(Recorded data)
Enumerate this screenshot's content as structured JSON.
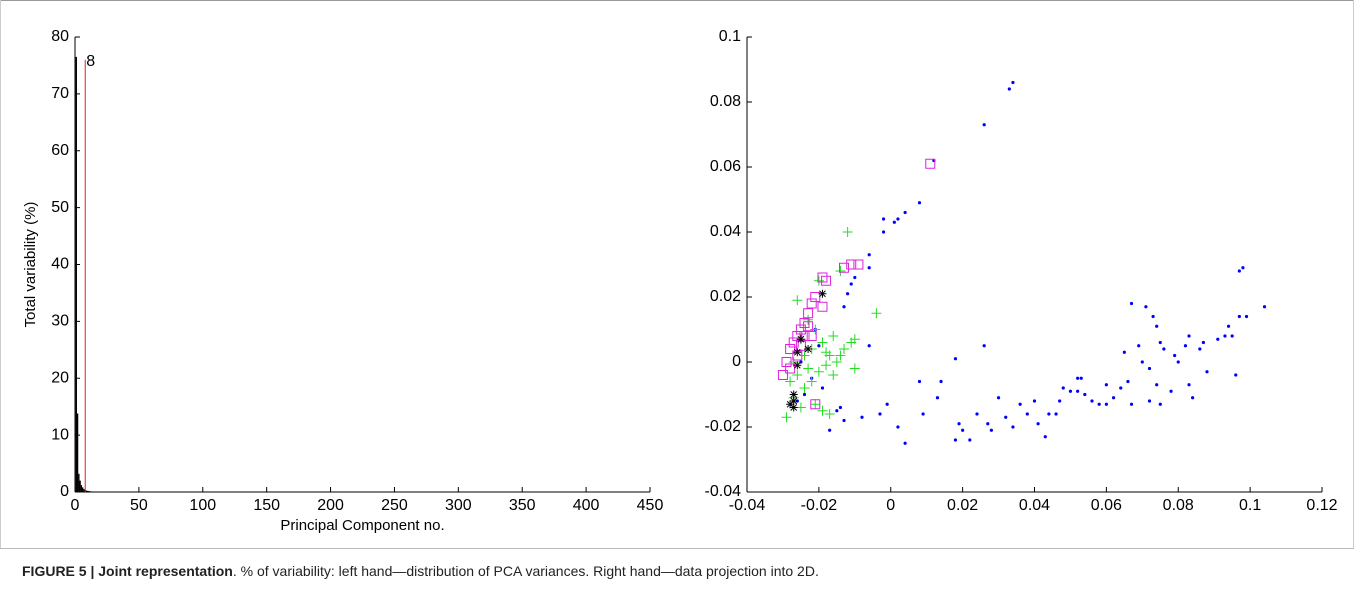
{
  "chart_data": [
    {
      "type": "bar",
      "xlabel": "Principal Component no.",
      "ylabel": "Total variability (%)",
      "x": [
        1,
        2,
        3,
        4,
        5,
        6,
        7,
        8,
        9,
        10,
        11,
        12,
        13,
        14,
        15,
        16,
        17,
        18,
        19,
        20,
        22,
        24,
        26,
        28,
        30
      ],
      "values": [
        76.5,
        13.8,
        3.2,
        2.0,
        1.2,
        0.8,
        0.5,
        0.35,
        0.25,
        0.2,
        0.15,
        0.12,
        0.1,
        0.08,
        0.06,
        0.05,
        0.04,
        0.03,
        0.02,
        0.02,
        0.02,
        0.01,
        0.01,
        0.01,
        0.01
      ],
      "color": "#000000",
      "marker": {
        "x": 8,
        "top": 76,
        "label": "8",
        "color": "#d62728"
      },
      "xlim": [
        0,
        450
      ],
      "xticks": [
        0,
        50,
        100,
        150,
        200,
        250,
        300,
        350,
        400,
        450
      ],
      "ylim": [
        0,
        80
      ],
      "yticks": [
        0,
        10,
        20,
        30,
        40,
        50,
        60,
        70,
        80
      ]
    },
    {
      "type": "scatter",
      "xlim": [
        -0.04,
        0.12
      ],
      "xticks": [
        -0.04,
        -0.02,
        0,
        0.02,
        0.04,
        0.06,
        0.08,
        0.1,
        0.12
      ],
      "ylim": [
        -0.04,
        0.1
      ],
      "yticks": [
        -0.04,
        -0.02,
        0,
        0.02,
        0.04,
        0.06,
        0.08,
        0.1
      ],
      "series": [
        {
          "marker": "dot",
          "color": "#0000ff",
          "x": [
            0.034,
            0.033,
            0.026,
            0.008,
            0.004,
            0.002,
            0.001,
            -0.002,
            -0.002,
            -0.006,
            -0.006,
            -0.01,
            -0.011,
            -0.012,
            -0.013,
            0.012,
            -0.006,
            0.097,
            0.098,
            0.104,
            0.099,
            0.097,
            0.094,
            0.093,
            0.095,
            0.091,
            0.087,
            0.086,
            0.083,
            0.082,
            0.08,
            0.079,
            0.076,
            0.074,
            0.073,
            0.071,
            0.067,
            0.069,
            0.065,
            0.07,
            0.072,
            0.074,
            0.078,
            0.083,
            0.084,
            0.075,
            0.072,
            0.067,
            0.066,
            0.064,
            0.062,
            0.06,
            0.058,
            0.056,
            0.054,
            0.053,
            0.052,
            0.05,
            0.048,
            0.047,
            0.046,
            0.044,
            0.043,
            0.041,
            0.04,
            0.038,
            0.036,
            0.034,
            0.032,
            0.03,
            0.028,
            0.027,
            0.024,
            0.022,
            0.02,
            0.019,
            0.018,
            0.014,
            0.013,
            0.018,
            0.026,
            0.008,
            0.009,
            0.004,
            0.002,
            -0.001,
            -0.003,
            -0.008,
            -0.013,
            -0.015,
            -0.017,
            -0.014,
            0.052,
            0.06,
            0.075,
            0.088,
            0.096,
            -0.02,
            -0.022,
            -0.024,
            -0.026,
            -0.025,
            -0.021,
            -0.019
          ],
          "y": [
            0.086,
            0.084,
            0.073,
            0.049,
            0.046,
            0.044,
            0.043,
            0.044,
            0.04,
            0.033,
            0.029,
            0.026,
            0.024,
            0.021,
            0.017,
            0.062,
            0.005,
            0.028,
            0.029,
            0.017,
            0.014,
            0.014,
            0.011,
            0.008,
            0.008,
            0.007,
            0.006,
            0.004,
            0.008,
            0.005,
            0.0,
            0.002,
            0.004,
            0.011,
            0.014,
            0.017,
            0.018,
            0.005,
            0.003,
            0.0,
            -0.002,
            -0.007,
            -0.009,
            -0.007,
            -0.011,
            -0.013,
            -0.012,
            -0.013,
            -0.006,
            -0.008,
            -0.011,
            -0.013,
            -0.013,
            -0.012,
            -0.01,
            -0.005,
            -0.009,
            -0.009,
            -0.008,
            -0.012,
            -0.016,
            -0.016,
            -0.023,
            -0.019,
            -0.012,
            -0.016,
            -0.013,
            -0.02,
            -0.017,
            -0.011,
            -0.021,
            -0.019,
            -0.016,
            -0.024,
            -0.021,
            -0.019,
            -0.024,
            -0.006,
            -0.011,
            0.001,
            0.005,
            -0.006,
            -0.016,
            -0.025,
            -0.02,
            -0.013,
            -0.016,
            -0.017,
            -0.018,
            -0.015,
            -0.021,
            -0.014,
            -0.005,
            -0.007,
            0.006,
            -0.003,
            -0.004,
            0.005,
            -0.005,
            -0.01,
            -0.012,
            0.0,
            0.01,
            -0.008
          ]
        },
        {
          "marker": "plus",
          "color": "#22dd22",
          "x": [
            -0.012,
            -0.004,
            -0.01,
            -0.011,
            -0.013,
            -0.014,
            -0.016,
            -0.018,
            -0.02,
            -0.021,
            -0.022,
            -0.023,
            -0.024,
            -0.025,
            -0.026,
            -0.027,
            -0.028,
            -0.029,
            -0.027,
            -0.025,
            -0.024,
            -0.022,
            -0.02,
            -0.018,
            -0.016,
            -0.015,
            -0.017,
            -0.019,
            -0.021,
            -0.01,
            -0.014,
            -0.026,
            -0.023,
            -0.019,
            -0.017
          ],
          "y": [
            0.04,
            0.015,
            0.007,
            0.006,
            0.004,
            0.028,
            0.008,
            0.003,
            0.025,
            0.01,
            0.004,
            -0.002,
            0.002,
            0.007,
            0.019,
            0.0,
            -0.006,
            -0.017,
            -0.011,
            -0.014,
            -0.008,
            -0.006,
            -0.003,
            -0.001,
            -0.004,
            0.0,
            0.002,
            -0.015,
            -0.013,
            -0.002,
            0.002,
            -0.004,
            0.013,
            0.006,
            -0.016
          ]
        },
        {
          "marker": "square",
          "color": "#dd22dd",
          "x": [
            0.011,
            -0.011,
            -0.009,
            -0.013,
            -0.018,
            -0.019,
            -0.021,
            -0.022,
            -0.023,
            -0.024,
            -0.025,
            -0.026,
            -0.027,
            -0.028,
            -0.029,
            -0.03,
            -0.024,
            -0.025,
            -0.026,
            -0.023,
            -0.019,
            -0.021,
            -0.022,
            -0.028
          ],
          "y": [
            0.061,
            0.03,
            0.03,
            0.029,
            0.025,
            0.026,
            0.02,
            0.018,
            0.015,
            0.012,
            0.01,
            0.008,
            0.006,
            0.004,
            0.0,
            -0.004,
            0.008,
            0.005,
            0.002,
            0.011,
            0.017,
            -0.013,
            0.008,
            -0.002
          ]
        },
        {
          "marker": "asterisk",
          "color": "#000000",
          "x": [
            -0.019,
            -0.025,
            -0.026,
            -0.026,
            -0.027,
            -0.027,
            -0.027,
            -0.028,
            -0.023
          ],
          "y": [
            0.021,
            0.007,
            0.003,
            -0.001,
            -0.01,
            -0.012,
            -0.014,
            -0.013,
            0.004
          ]
        }
      ]
    }
  ],
  "caption": {
    "label": "FIGURE 5 |",
    "title": "Joint representation",
    "text": ". % of variability: left hand—distribution of PCA variances. Right hand—data projection into 2D."
  }
}
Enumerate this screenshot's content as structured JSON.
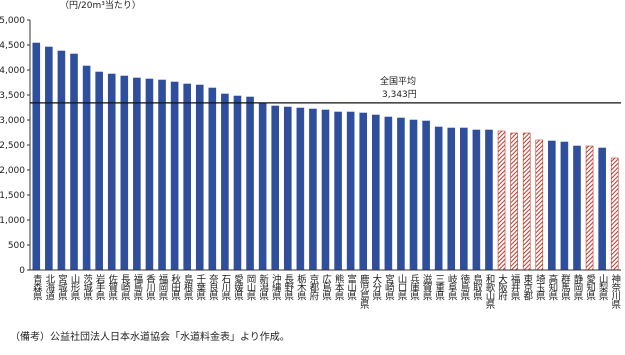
{
  "chart_data": {
    "type": "bar",
    "y_label": "（円/20m³当たり）",
    "categories": [
      "青森県",
      "北海道",
      "宮城県",
      "山形県",
      "茨城県",
      "岩手県",
      "佐賀県",
      "長崎県",
      "福島県",
      "香川県",
      "福岡県",
      "秋田県",
      "島根県",
      "千葉県",
      "奈良県",
      "石川県",
      "愛媛県",
      "岡山県",
      "新潟県",
      "沖縄県",
      "長野県",
      "栃木県",
      "京都府",
      "広島県",
      "熊本県",
      "富山県",
      "鹿児島県",
      "大分県",
      "宮崎県",
      "山口県",
      "兵庫県",
      "滋賀県",
      "三重県",
      "岐阜県",
      "徳島県",
      "鳥取県",
      "和歌山県",
      "大阪府",
      "福井県",
      "東京都",
      "埼玉県",
      "高知県",
      "群馬県",
      "静岡県",
      "愛知県",
      "山梨県",
      "神奈川県"
    ],
    "values": [
      4540,
      4460,
      4380,
      4320,
      4080,
      3960,
      3920,
      3880,
      3840,
      3820,
      3800,
      3760,
      3720,
      3700,
      3640,
      3520,
      3480,
      3460,
      3340,
      3280,
      3260,
      3240,
      3220,
      3200,
      3160,
      3160,
      3140,
      3100,
      3060,
      3040,
      3000,
      2980,
      2860,
      2840,
      2840,
      2800,
      2800,
      2780,
      2740,
      2740,
      2600,
      2580,
      2560,
      2480,
      2480,
      2440,
      2240
    ],
    "hatched": [
      false,
      false,
      false,
      false,
      false,
      false,
      false,
      false,
      false,
      false,
      false,
      false,
      false,
      false,
      false,
      false,
      false,
      false,
      false,
      false,
      false,
      false,
      false,
      false,
      false,
      false,
      false,
      false,
      false,
      false,
      false,
      false,
      false,
      false,
      false,
      false,
      false,
      true,
      true,
      true,
      true,
      false,
      false,
      false,
      true,
      false,
      true
    ],
    "color": "#2f4f9c",
    "hatch_color": "#c0392b",
    "average": {
      "label": "全国平均",
      "value": 3343,
      "value_label": "3,343円"
    },
    "ylim": [
      0,
      5000
    ],
    "yticks": [
      0,
      {
        "value": 500,
        "label": "500"
      },
      {
        "value": 1000,
        "label": "1,000"
      },
      {
        "value": 1500,
        "label": "1,500"
      },
      {
        "value": 2000,
        "label": "2,000"
      },
      {
        "value": 2500,
        "label": "2,500"
      },
      {
        "value": 3000,
        "label": "3,000"
      },
      {
        "value": 3500,
        "label": "3,500"
      },
      {
        "value": 4000,
        "label": "4,000"
      },
      {
        "value": 4500,
        "label": "4,500"
      },
      {
        "value": 5000,
        "label": "5,000"
      }
    ],
    "grid": false
  },
  "note": "（備考）公益社団法人日本水道協会「水道料金表」より作成。"
}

Your instructions —
Each line that holds the word "variability" should be extracted from the records.

Written response —
      "ylabel": "Total variability (%)",
    "text": ". % of variability: left hand—distribution of PCA variances. Right hand—data projection into 2D."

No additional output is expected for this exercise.